* Directions
Each entry must be returned exactly. None may be omitted.

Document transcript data
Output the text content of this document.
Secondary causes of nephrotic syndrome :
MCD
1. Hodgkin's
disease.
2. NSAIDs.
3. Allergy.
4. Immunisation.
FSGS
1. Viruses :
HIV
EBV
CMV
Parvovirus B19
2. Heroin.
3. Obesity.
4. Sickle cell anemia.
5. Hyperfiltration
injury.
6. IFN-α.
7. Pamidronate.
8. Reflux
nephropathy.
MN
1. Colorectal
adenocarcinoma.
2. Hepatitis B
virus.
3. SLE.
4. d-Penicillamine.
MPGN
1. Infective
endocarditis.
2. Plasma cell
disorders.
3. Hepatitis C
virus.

* Task response
Output the text content of this document.
Secondary causes of nephrotic syndrome :
MCD
1. Hodgkin's
disease.
2. NSAIDs.
3. Allergy.
4. Immunisation.
FSGS
1. Viruses :
HIV
EBV
CMV
Parvovirus B19
2. Heroin.
3. Obesity.
4. Sickle cell anemia.
5. Hyperfiltration
injury.
6. IFN-α.
7. Pamidronate.
8. Reflux
nephropathy.
MN
1. Colorectal
adenocarcinoma.
2. Hepatitis B
virus.
3. SLE.
4. d-Penicillamine.
MPGN
1. Infective
endocarditis.
2. Plasma cell
disorders.
3. Hepatitis C
virus.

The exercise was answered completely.